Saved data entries

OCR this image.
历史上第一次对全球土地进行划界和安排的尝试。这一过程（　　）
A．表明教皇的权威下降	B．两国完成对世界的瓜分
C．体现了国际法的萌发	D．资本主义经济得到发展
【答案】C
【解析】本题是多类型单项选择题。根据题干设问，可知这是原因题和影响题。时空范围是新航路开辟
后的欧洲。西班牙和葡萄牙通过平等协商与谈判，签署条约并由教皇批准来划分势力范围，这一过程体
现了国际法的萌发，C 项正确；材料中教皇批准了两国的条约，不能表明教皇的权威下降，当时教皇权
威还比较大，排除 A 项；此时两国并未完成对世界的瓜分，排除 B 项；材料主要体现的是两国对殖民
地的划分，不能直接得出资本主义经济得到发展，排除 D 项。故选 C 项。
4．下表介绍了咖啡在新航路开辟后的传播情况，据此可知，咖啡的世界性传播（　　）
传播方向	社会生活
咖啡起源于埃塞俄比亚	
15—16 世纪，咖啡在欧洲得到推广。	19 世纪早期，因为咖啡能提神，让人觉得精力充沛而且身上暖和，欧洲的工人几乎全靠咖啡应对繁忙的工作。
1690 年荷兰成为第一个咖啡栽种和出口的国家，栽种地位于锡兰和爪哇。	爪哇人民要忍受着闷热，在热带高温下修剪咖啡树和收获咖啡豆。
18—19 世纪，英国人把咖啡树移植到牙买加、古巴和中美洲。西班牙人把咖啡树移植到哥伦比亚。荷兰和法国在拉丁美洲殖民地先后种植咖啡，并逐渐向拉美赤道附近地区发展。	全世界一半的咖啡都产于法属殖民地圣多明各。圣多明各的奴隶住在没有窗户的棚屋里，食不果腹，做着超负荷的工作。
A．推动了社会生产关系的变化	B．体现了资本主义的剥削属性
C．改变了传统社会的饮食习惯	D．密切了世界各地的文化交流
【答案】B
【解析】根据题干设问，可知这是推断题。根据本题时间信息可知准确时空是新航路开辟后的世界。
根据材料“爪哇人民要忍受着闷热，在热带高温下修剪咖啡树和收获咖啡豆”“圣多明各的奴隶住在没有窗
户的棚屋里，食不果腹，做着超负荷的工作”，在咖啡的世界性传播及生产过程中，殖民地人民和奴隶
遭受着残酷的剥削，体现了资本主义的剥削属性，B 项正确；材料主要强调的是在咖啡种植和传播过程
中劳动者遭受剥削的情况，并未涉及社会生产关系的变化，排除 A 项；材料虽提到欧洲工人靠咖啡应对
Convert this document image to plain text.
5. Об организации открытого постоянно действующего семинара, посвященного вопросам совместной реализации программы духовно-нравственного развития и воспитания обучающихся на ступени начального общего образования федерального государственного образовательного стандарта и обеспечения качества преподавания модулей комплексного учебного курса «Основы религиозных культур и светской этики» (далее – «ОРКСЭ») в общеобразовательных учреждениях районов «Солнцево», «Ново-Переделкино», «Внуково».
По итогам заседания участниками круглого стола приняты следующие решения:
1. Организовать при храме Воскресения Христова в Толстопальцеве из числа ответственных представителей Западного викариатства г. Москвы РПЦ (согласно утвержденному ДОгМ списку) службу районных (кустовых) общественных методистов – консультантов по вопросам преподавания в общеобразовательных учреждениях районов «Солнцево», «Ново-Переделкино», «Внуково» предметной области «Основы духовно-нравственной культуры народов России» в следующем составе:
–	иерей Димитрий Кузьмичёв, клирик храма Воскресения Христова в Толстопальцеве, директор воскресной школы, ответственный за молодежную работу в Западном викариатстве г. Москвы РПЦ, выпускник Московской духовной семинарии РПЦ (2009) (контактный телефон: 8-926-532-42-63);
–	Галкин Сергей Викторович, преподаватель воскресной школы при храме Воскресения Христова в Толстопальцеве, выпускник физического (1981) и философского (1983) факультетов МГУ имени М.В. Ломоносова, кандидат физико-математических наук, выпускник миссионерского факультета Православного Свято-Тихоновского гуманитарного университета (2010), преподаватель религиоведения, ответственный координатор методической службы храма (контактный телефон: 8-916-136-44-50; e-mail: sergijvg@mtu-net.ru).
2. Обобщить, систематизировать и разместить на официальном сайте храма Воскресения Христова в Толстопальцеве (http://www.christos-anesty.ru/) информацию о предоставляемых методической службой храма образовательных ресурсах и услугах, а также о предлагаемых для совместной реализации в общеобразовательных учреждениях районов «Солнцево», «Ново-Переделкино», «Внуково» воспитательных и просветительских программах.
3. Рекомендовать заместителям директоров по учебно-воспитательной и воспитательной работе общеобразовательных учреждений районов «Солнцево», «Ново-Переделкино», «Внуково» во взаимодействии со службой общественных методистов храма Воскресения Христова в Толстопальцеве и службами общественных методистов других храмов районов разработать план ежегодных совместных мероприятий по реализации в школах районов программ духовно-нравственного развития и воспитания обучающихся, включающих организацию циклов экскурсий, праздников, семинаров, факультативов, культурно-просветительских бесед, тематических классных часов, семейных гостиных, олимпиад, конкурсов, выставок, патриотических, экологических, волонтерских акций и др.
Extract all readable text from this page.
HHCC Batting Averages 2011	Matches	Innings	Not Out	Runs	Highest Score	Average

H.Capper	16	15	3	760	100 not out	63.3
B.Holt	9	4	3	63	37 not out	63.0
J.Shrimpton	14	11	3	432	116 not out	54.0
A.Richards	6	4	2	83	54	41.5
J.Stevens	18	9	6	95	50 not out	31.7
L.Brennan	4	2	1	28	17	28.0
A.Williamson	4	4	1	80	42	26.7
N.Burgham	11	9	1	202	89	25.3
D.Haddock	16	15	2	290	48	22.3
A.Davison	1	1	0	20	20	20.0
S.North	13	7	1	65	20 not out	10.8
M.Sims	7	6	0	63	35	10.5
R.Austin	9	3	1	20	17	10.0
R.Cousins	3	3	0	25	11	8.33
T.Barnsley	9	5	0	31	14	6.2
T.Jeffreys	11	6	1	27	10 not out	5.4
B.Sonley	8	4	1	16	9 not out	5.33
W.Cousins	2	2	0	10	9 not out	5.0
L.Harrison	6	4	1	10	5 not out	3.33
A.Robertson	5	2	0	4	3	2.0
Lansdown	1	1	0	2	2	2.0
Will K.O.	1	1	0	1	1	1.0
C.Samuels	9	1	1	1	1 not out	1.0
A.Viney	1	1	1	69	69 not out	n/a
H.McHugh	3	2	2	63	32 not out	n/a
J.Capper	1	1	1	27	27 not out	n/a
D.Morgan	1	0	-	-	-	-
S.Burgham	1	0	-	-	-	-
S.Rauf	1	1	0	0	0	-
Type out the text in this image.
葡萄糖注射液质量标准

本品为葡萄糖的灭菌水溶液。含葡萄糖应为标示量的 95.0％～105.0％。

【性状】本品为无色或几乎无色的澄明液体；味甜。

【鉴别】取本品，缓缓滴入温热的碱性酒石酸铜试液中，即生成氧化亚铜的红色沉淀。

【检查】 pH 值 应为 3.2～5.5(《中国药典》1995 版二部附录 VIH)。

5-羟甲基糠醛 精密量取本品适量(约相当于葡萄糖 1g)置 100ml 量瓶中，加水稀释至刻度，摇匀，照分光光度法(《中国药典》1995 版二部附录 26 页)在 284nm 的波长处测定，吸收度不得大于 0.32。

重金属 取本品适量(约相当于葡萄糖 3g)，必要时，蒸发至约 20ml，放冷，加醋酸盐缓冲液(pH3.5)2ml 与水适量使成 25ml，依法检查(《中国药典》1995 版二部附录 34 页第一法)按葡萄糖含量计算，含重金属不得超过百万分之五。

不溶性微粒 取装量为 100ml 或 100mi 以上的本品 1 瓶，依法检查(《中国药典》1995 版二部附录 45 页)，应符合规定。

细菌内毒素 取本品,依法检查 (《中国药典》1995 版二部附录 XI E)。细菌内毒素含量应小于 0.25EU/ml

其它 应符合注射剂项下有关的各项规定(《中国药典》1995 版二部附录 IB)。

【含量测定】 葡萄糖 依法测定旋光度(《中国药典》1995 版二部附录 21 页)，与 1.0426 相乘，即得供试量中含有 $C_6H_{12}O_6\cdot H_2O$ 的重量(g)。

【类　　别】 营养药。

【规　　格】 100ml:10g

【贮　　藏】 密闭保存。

*Exercise brief*:
Gather all the lines that include the word "Cousins" and copy them out.

*Output below*:
R.Cousins	3	3	0	25	11	8.33
W.Cousins	2	2	0	10	9 not out	5.0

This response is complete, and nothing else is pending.